[Data entries for graphics]
>>

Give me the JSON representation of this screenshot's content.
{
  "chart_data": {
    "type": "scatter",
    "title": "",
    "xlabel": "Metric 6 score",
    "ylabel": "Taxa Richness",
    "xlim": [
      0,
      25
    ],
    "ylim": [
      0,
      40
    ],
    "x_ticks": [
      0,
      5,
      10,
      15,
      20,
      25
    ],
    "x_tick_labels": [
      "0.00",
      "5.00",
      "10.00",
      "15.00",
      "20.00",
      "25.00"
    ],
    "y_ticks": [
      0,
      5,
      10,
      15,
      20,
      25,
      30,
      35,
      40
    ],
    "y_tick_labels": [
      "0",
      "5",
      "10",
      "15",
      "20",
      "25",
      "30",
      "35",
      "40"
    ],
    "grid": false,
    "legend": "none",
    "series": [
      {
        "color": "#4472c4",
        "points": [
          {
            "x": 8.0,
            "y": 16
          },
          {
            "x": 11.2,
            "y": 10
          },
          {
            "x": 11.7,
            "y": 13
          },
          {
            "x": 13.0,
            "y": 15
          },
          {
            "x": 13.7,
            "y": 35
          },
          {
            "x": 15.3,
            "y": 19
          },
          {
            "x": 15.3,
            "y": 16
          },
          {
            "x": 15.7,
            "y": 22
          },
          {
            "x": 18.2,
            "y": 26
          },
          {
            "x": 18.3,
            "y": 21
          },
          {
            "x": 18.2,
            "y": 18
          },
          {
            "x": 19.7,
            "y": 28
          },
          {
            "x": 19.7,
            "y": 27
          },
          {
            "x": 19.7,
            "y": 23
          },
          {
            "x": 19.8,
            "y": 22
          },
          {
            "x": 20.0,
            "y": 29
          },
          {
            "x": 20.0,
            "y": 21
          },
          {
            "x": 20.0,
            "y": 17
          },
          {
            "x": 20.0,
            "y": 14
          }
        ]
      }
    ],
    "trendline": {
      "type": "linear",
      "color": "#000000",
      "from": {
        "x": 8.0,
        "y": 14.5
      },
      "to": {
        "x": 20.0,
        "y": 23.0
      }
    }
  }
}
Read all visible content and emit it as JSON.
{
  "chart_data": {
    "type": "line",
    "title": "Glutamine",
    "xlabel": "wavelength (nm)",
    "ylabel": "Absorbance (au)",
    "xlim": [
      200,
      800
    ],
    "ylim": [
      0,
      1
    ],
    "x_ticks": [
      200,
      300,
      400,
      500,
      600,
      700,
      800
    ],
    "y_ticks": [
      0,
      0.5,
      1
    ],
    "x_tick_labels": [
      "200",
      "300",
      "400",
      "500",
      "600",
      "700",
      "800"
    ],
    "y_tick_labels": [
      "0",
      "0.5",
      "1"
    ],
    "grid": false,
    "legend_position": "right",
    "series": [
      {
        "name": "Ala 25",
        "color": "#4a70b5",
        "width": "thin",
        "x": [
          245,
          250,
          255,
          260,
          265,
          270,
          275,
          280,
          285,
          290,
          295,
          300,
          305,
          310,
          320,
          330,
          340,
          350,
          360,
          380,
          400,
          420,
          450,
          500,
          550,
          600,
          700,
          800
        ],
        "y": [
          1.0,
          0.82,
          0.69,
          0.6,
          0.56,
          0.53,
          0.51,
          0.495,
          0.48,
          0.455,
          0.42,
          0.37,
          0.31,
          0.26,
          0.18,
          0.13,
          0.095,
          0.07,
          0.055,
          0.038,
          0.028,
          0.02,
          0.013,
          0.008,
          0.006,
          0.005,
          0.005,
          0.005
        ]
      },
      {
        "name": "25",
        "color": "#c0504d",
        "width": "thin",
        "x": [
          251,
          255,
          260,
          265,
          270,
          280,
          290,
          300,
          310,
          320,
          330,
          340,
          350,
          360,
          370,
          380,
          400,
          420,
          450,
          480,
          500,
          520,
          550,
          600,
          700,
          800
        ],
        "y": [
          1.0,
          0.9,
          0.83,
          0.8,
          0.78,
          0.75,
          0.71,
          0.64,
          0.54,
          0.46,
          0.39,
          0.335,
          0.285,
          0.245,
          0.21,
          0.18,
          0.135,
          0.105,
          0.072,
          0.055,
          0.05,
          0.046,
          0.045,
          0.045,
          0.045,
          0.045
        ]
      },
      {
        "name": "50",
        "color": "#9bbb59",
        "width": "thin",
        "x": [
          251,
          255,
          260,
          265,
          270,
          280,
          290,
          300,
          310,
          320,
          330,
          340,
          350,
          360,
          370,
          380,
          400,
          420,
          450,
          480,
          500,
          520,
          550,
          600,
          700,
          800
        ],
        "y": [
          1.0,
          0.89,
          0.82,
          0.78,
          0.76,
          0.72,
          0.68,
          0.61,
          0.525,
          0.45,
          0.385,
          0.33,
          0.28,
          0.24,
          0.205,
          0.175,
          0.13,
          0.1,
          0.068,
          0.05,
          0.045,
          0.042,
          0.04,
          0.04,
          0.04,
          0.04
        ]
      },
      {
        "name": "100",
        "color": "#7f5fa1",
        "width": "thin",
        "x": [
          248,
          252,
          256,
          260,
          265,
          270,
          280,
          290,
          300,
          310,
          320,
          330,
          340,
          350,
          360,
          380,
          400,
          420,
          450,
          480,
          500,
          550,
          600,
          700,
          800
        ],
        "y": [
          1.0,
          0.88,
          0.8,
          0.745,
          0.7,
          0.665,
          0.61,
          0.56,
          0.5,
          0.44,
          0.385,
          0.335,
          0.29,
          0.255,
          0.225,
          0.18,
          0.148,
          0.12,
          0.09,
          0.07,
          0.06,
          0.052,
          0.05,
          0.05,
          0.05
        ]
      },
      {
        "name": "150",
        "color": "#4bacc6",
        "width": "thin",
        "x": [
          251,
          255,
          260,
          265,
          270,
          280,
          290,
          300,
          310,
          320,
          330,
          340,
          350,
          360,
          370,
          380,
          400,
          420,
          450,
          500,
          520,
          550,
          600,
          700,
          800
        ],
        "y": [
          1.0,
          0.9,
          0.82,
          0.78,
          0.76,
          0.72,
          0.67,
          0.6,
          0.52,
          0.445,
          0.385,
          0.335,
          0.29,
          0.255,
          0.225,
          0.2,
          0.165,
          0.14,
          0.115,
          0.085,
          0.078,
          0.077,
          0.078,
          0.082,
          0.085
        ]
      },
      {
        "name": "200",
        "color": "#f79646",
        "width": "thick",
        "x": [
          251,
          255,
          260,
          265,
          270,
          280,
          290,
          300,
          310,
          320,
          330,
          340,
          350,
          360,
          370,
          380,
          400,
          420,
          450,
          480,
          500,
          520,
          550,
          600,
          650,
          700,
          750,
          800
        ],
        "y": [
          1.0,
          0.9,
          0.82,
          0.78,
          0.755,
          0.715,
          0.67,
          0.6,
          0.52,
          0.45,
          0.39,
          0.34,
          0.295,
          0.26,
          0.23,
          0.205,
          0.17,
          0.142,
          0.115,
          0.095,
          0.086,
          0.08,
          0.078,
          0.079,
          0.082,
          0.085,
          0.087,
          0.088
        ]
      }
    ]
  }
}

<<

All of the lines above need to be given again exactly.

Output below >>
Give me the JSON representation of this screenshot's content.
{
  "chart_data": {
    "type": "scatter",
    "title": "",
    "xlabel": "Metric 6 score",
    "ylabel": "Taxa Richness",
    "xlim": [
      0,
      25
    ],
    "ylim": [
      0,
      40
    ],
    "x_ticks": [
      0,
      5,
      10,
      15,
      20,
      25
    ],
    "x_tick_labels": [
      "0.00",
      "5.00",
      "10.00",
      "15.00",
      "20.00",
      "25.00"
    ],
    "y_ticks": [
      0,
      5,
      10,
      15,
      20,
      25,
      30,
      35,
      40
    ],
    "y_tick_labels": [
      "0",
      "5",
      "10",
      "15",
      "20",
      "25",
      "30",
      "35",
      "40"
    ],
    "grid": false,
    "legend": "none",
    "series": [
      {
        "color": "#4472c4",
        "points": [
          {
            "x": 8.0,
            "y": 16
          },
          {
            "x": 11.2,
            "y": 10
          },
          {
            "x": 11.7,
            "y": 13
          },
          {
            "x": 13.0,
            "y": 15
          },
          {
            "x": 13.7,
            "y": 35
          },
          {
            "x": 15.3,
            "y": 19
          },
          {
            "x": 15.3,
            "y": 16
          },
          {
            "x": 15.7,
            "y": 22
          },
          {
            "x": 18.2,
            "y": 26
          },
          {
            "x": 18.3,
            "y": 21
          },
          {
            "x": 18.2,
            "y": 18
          },
          {
            "x": 19.7,
            "y": 28
          },
          {
            "x": 19.7,
            "y": 27
          },
          {
            "x": 19.7,
            "y": 23
          },
          {
            "x": 19.8,
            "y": 22
          },
          {
            "x": 20.0,
            "y": 29
          },
          {
            "x": 20.0,
            "y": 21
          },
          {
            "x": 20.0,
            "y": 17
          },
          {
            "x": 20.0,
            "y": 14
          }
        ]
      }
    ],
    "trendline": {
      "type": "linear",
      "color": "#000000",
      "from": {
        "x": 8.0,
        "y": 14.5
      },
      "to": {
        "x": 20.0,
        "y": 23.0
      }
    }
  }
}
Read all visible content and emit it as JSON.
{
  "chart_data": {
    "type": "line",
    "title": "Glutamine",
    "xlabel": "wavelength (nm)",
    "ylabel": "Absorbance (au)",
    "xlim": [
      200,
      800
    ],
    "ylim": [
      0,
      1
    ],
    "x_ticks": [
      200,
      300,
      400,
      500,
      600,
      700,
      800
    ],
    "y_ticks": [
      0,
      0.5,
      1
    ],
    "x_tick_labels": [
      "200",
      "300",
      "400",
      "500",
      "600",
      "700",
      "800"
    ],
    "y_tick_labels": [
      "0",
      "0.5",
      "1"
    ],
    "grid": false,
    "legend_position": "right",
    "series": [
      {
        "name": "Ala 25",
        "color": "#4a70b5",
        "width": "thin",
        "x": [
          245,
          250,
          255,
          260,
          265,
          270,
          275,
          280,
          285,
          290,
          295,
          300,
          305,
          310,
          320,
          330,
          340,
          350,
          360,
          380,
          400,
          420,
          450,
          500,
          550,
          600,
          700,
          800
        ],
        "y": [
          1.0,
          0.82,
          0.69,
          0.6,
          0.56,
          0.53,
          0.51,
          0.495,
          0.48,
          0.455,
          0.42,
          0.37,
          0.31,
          0.26,
          0.18,
          0.13,
          0.095,
          0.07,
          0.055,
          0.038,
          0.028,
          0.02,
          0.013,
          0.008,
          0.006,
          0.005,
          0.005,
          0.005
        ]
      },
      {
        "name": "25",
        "color": "#c0504d",
        "width": "thin",
        "x": [
          251,
          255,
          260,
          265,
          270,
          280,
          290,
          300,
          310,
          320,
          330,
          340,
          350,
          360,
          370,
          380,
          400,
          420,
          450,
          480,
          500,
          520,
          550,
          600,
          700,
          800
        ],
        "y": [
          1.0,
          0.9,
          0.83,
          0.8,
          0.78,
          0.75,
          0.71,
          0.64,
          0.54,
          0.46,
          0.39,
          0.335,
          0.285,
          0.245,
          0.21,
          0.18,
          0.135,
          0.105,
          0.072,
          0.055,
          0.05,
          0.046,
          0.045,
          0.045,
          0.045,
          0.045
        ]
      },
      {
        "name": "50",
        "color": "#9bbb59",
        "width": "thin",
        "x": [
          251,
          255,
          260,
          265,
          270,
          280,
          290,
          300,
          310,
          320,
          330,
          340,
          350,
          360,
          370,
          380,
          400,
          420,
          450,
          480,
          500,
          520,
          550,
          600,
          700,
          800
        ],
        "y": [
          1.0,
          0.89,
          0.82,
          0.78,
          0.76,
          0.72,
          0.68,
          0.61,
          0.525,
          0.45,
          0.385,
          0.33,
          0.28,
          0.24,
          0.205,
          0.175,
          0.13,
          0.1,
          0.068,
          0.05,
          0.045,
          0.042,
          0.04,
          0.04,
          0.04,
          0.04
        ]
      },
      {
        "name": "100",
        "color": "#7f5fa1",
        "width": "thin",
        "x": [
          248,
          252,
          256,
          260,
          265,
          270,
          280,
          290,
          300,
          310,
          320,
          330,
          340,
          350,
          360,
          380,
          400,
          420,
          450,
          480,
          500,
          550,
          600,
          700,
          800
        ],
        "y": [
          1.0,
          0.88,
          0.8,
          0.745,
          0.7,
          0.665,
          0.61,
          0.56,
          0.5,
          0.44,
          0.385,
          0.335,
          0.29,
          0.255,
          0.225,
          0.18,
          0.148,
          0.12,
          0.09,
          0.07,
          0.06,
          0.052,
          0.05,
          0.05,
          0.05
        ]
      },
      {
        "name": "150",
        "color": "#4bacc6",
        "width": "thin",
        "x": [
          251,
          255,
          260,
          265,
          270,
          280,
          290,
          300,
          310,
          320,
          330,
          340,
          350,
          360,
          370,
          380,
          400,
          420,
          450,
          500,
          520,
          550,
          600,
          700,
          800
        ],
        "y": [
          1.0,
          0.9,
          0.82,
          0.78,
          0.76,
          0.72,
          0.67,
          0.6,
          0.52,
          0.445,
          0.385,
          0.335,
          0.29,
          0.255,
          0.225,
          0.2,
          0.165,
          0.14,
          0.115,
          0.085,
          0.078,
          0.077,
          0.078,
          0.082,
          0.085
        ]
      },
      {
        "name": "200",
        "color": "#f79646",
        "width": "thick",
        "x": [
          251,
          255,
          260,
          265,
          270,
          280,
          290,
          300,
          310,
          320,
          330,
          340,
          350,
          360,
          370,
          380,
          400,
          420,
          450,
          480,
          500,
          520,
          550,
          600,
          650,
          700,
          750,
          800
        ],
        "y": [
          1.0,
          0.9,
          0.82,
          0.78,
          0.755,
          0.715,
          0.67,
          0.6,
          0.52,
          0.45,
          0.39,
          0.34,
          0.295,
          0.26,
          0.23,
          0.205,
          0.17,
          0.142,
          0.115,
          0.095,
          0.086,
          0.08,
          0.078,
          0.079,
          0.082,
          0.085,
          0.087,
          0.088
        ]
      }
    ]
  }
}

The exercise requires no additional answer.